====== INFORMATION PROVIDED ======

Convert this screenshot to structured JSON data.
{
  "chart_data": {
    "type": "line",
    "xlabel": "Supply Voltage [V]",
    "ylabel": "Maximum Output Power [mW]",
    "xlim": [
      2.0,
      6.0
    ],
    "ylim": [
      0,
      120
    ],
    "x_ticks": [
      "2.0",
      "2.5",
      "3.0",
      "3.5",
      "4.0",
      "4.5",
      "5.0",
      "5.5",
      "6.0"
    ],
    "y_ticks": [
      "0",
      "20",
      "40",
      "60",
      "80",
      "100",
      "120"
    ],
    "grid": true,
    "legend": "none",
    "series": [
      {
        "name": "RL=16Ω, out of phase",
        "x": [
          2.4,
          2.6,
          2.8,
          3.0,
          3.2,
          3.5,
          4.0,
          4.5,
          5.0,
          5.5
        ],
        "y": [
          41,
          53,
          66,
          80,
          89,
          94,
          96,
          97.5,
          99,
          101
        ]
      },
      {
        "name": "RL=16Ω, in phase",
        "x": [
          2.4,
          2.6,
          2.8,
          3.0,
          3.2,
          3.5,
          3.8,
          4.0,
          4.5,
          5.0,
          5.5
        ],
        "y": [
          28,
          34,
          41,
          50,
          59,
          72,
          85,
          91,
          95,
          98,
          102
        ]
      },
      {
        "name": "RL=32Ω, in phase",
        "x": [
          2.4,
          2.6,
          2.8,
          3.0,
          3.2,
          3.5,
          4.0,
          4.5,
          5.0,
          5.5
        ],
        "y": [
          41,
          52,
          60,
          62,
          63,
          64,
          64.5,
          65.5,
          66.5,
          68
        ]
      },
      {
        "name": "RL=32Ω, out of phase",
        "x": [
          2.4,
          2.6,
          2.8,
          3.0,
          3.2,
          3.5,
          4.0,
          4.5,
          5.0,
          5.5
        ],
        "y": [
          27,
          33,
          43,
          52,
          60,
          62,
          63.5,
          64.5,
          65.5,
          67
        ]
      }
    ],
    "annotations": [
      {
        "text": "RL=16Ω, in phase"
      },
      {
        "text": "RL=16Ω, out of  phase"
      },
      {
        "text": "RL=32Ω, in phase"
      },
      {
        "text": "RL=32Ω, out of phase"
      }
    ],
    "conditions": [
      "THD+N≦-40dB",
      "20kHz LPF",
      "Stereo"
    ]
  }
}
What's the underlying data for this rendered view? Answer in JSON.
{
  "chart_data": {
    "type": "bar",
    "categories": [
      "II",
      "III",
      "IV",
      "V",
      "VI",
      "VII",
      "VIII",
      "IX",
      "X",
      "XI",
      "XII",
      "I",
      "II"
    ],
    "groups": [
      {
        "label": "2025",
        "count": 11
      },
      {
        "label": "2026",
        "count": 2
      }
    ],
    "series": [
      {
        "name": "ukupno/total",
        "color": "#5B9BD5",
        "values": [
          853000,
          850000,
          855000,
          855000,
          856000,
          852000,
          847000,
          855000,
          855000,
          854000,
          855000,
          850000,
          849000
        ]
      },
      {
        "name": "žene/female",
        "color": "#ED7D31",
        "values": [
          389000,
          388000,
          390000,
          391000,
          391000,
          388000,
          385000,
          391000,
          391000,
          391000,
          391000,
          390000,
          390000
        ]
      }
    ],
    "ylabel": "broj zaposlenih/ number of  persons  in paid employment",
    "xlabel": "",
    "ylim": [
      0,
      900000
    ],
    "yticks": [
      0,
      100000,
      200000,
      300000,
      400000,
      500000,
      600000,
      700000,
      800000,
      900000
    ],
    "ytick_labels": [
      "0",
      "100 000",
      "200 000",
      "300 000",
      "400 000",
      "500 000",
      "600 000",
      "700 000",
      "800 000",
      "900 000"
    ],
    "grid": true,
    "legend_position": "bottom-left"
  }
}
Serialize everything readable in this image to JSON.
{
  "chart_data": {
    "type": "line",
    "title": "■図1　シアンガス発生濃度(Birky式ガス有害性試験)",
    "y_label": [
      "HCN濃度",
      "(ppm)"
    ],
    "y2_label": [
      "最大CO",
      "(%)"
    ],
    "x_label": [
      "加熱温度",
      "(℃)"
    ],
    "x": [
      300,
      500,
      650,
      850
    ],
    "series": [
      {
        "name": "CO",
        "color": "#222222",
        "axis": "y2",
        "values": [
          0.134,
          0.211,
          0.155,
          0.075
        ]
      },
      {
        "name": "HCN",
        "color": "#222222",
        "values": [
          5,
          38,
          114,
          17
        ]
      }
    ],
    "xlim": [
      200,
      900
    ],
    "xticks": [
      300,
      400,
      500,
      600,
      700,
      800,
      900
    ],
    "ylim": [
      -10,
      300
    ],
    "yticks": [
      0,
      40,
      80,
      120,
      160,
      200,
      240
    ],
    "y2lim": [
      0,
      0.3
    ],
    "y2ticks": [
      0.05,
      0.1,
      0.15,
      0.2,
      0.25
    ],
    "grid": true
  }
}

======

Retype the whole listing above exactly.

RESPONSE TO THIS EXERCISE:
Convert this screenshot to structured JSON data.
{
  "chart_data": {
    "type": "line",
    "xlabel": "Supply Voltage [V]",
    "ylabel": "Maximum Output Power [mW]",
    "xlim": [
      2.0,
      6.0
    ],
    "ylim": [
      0,
      120
    ],
    "x_ticks": [
      "2.0",
      "2.5",
      "3.0",
      "3.5",
      "4.0",
      "4.5",
      "5.0",
      "5.5",
      "6.0"
    ],
    "y_ticks": [
      "0",
      "20",
      "40",
      "60",
      "80",
      "100",
      "120"
    ],
    "grid": true,
    "legend": "none",
    "series": [
      {
        "name": "RL=16Ω, out of phase",
        "x": [
          2.4,
          2.6,
          2.8,
          3.0,
          3.2,
          3.5,
          4.0,
          4.5,
          5.0,
          5.5
        ],
        "y": [
          41,
          53,
          66,
          80,
          89,
          94,
          96,
          97.5,
          99,
          101
        ]
      },
      {
        "name": "RL=16Ω, in phase",
        "x": [
          2.4,
          2.6,
          2.8,
          3.0,
          3.2,
          3.5,
          3.8,
          4.0,
          4.5,
          5.0,
          5.5
        ],
        "y": [
          28,
          34,
          41,
          50,
          59,
          72,
          85,
          91,
          95,
          98,
          102
        ]
      },
      {
        "name": "RL=32Ω, in phase",
        "x": [
          2.4,
          2.6,
          2.8,
          3.0,
          3.2,
          3.5,
          4.0,
          4.5,
          5.0,
          5.5
        ],
        "y": [
          41,
          52,
          60,
          62,
          63,
          64,
          64.5,
          65.5,
          66.5,
          68
        ]
      },
      {
        "name": "RL=32Ω, out of phase",
        "x": [
          2.4,
          2.6,
          2.8,
          3.0,
          3.2,
          3.5,
          4.0,
          4.5,
          5.0,
          5.5
        ],
        "y": [
          27,
          33,
          43,
          52,
          60,
          62,
          63.5,
          64.5,
          65.5,
          67
        ]
      }
    ],
    "annotations": [
      {
        "text": "RL=16Ω, in phase"
      },
      {
        "text": "RL=16Ω, out of  phase"
      },
      {
        "text": "RL=32Ω, in phase"
      },
      {
        "text": "RL=32Ω, out of phase"
      }
    ],
    "conditions": [
      "THD+N≦-40dB",
      "20kHz LPF",
      "Stereo"
    ]
  }
}
What's the underlying data for this rendered view? Answer in JSON.
{
  "chart_data": {
    "type": "bar",
    "categories": [
      "II",
      "III",
      "IV",
      "V",
      "VI",
      "VII",
      "VIII",
      "IX",
      "X",
      "XI",
      "XII",
      "I",
      "II"
    ],
    "groups": [
      {
        "label": "2025",
        "count": 11
      },
      {
        "label": "2026",
        "count": 2
      }
    ],
    "series": [
      {
        "name": "ukupno/total",
        "color": "#5B9BD5",
        "values": [
          853000,
          850000,
          855000,
          855000,
          856000,
          852000,
          847000,
          855000,
          855000,
          854000,
          855000,
          850000,
          849000
        ]
      },
      {
        "name": "žene/female",
        "color": "#ED7D31",
        "values": [
          389000,
          388000,
          390000,
          391000,
          391000,
          388000,
          385000,
          391000,
          391000,
          391000,
          391000,
          390000,
          390000
        ]
      }
    ],
    "ylabel": "broj zaposlenih/ number of  persons  in paid employment",
    "xlabel": "",
    "ylim": [
      0,
      900000
    ],
    "yticks": [
      0,
      100000,
      200000,
      300000,
      400000,
      500000,
      600000,
      700000,
      800000,
      900000
    ],
    "ytick_labels": [
      "0",
      "100 000",
      "200 000",
      "300 000",
      "400 000",
      "500 000",
      "600 000",
      "700 000",
      "800 000",
      "900 000"
    ],
    "grid": true,
    "legend_position": "bottom-left"
  }
}
Serialize everything readable in this image to JSON.
{
  "chart_data": {
    "type": "line",
    "title": "■図1　シアンガス発生濃度(Birky式ガス有害性試験)",
    "y_label": [
      "HCN濃度",
      "(ppm)"
    ],
    "y2_label": [
      "最大CO",
      "(%)"
    ],
    "x_label": [
      "加熱温度",
      "(℃)"
    ],
    "x": [
      300,
      500,
      650,
      850
    ],
    "series": [
      {
        "name": "CO",
        "color": "#222222",
        "axis": "y2",
        "values": [
          0.134,
          0.211,
          0.155,
          0.075
        ]
      },
      {
        "name": "HCN",
        "color": "#222222",
        "values": [
          5,
          38,
          114,
          17
        ]
      }
    ],
    "xlim": [
      200,
      900
    ],
    "xticks": [
      300,
      400,
      500,
      600,
      700,
      800,
      900
    ],
    "ylim": [
      -10,
      300
    ],
    "yticks": [
      0,
      40,
      80,
      120,
      160,
      200,
      240
    ],
    "y2lim": [
      0,
      0.3
    ],
    "y2ticks": [
      0.05,
      0.1,
      0.15,
      0.2,
      0.25
    ],
    "grid": true
  }
}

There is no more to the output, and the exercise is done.